Find each line holding "Closure" and copy it out.

Records from a data source:
************

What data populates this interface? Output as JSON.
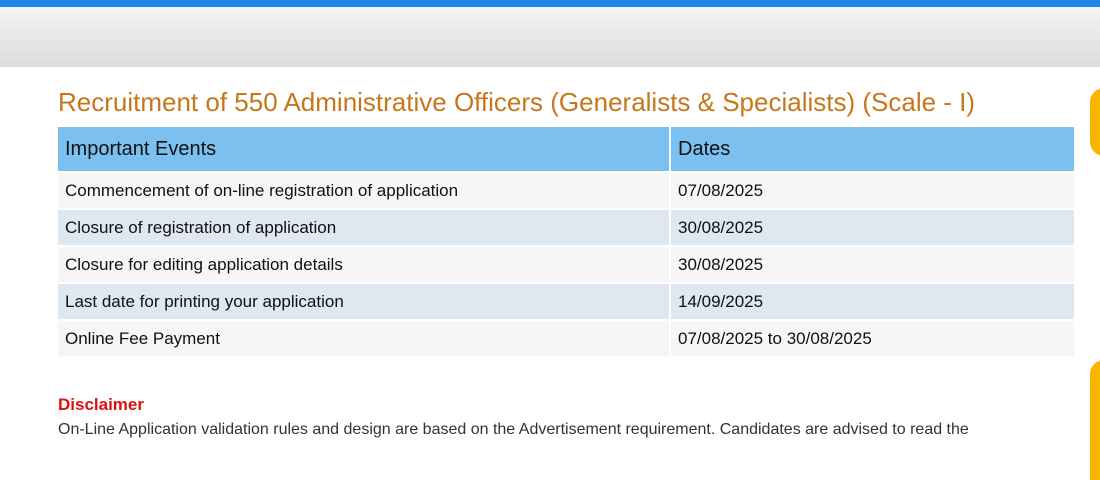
{
  "page": {
    "title": "Recruitment of 550 Administrative Officers (Generalists & Specialists) (Scale - I)"
  },
  "events_table": {
    "headers": [
      "Important Events",
      "Dates"
    ],
    "rows": [
      {
        "event": "Commencement of on-line registration of application",
        "date": "07/08/2025"
      },
      {
        "event": "Closure of registration of application",
        "date": "30/08/2025"
      },
      {
        "event": "Closure for editing application details",
        "date": "30/08/2025"
      },
      {
        "event": "Last date for printing your application",
        "date": "14/09/2025"
      },
      {
        "event": "Online Fee Payment",
        "date": "07/08/2025 to 30/08/2025"
      }
    ]
  },
  "disclaimer": {
    "title": "Disclaimer",
    "text": "On-Line Application validation rules and design are based on the Advertisement requirement. Candidates are advised to read the"
  },
  "colors": {
    "top_bar": "#1e88e5",
    "title": "#c8761a",
    "table_header": "#7cc0f0",
    "disclaimer_title": "#dd1111",
    "side_tab": "#f7b500"
  }
}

************

Solution for this exercise>
        "event": "Closure of registration of application",
        "event": "Closure for editing application details",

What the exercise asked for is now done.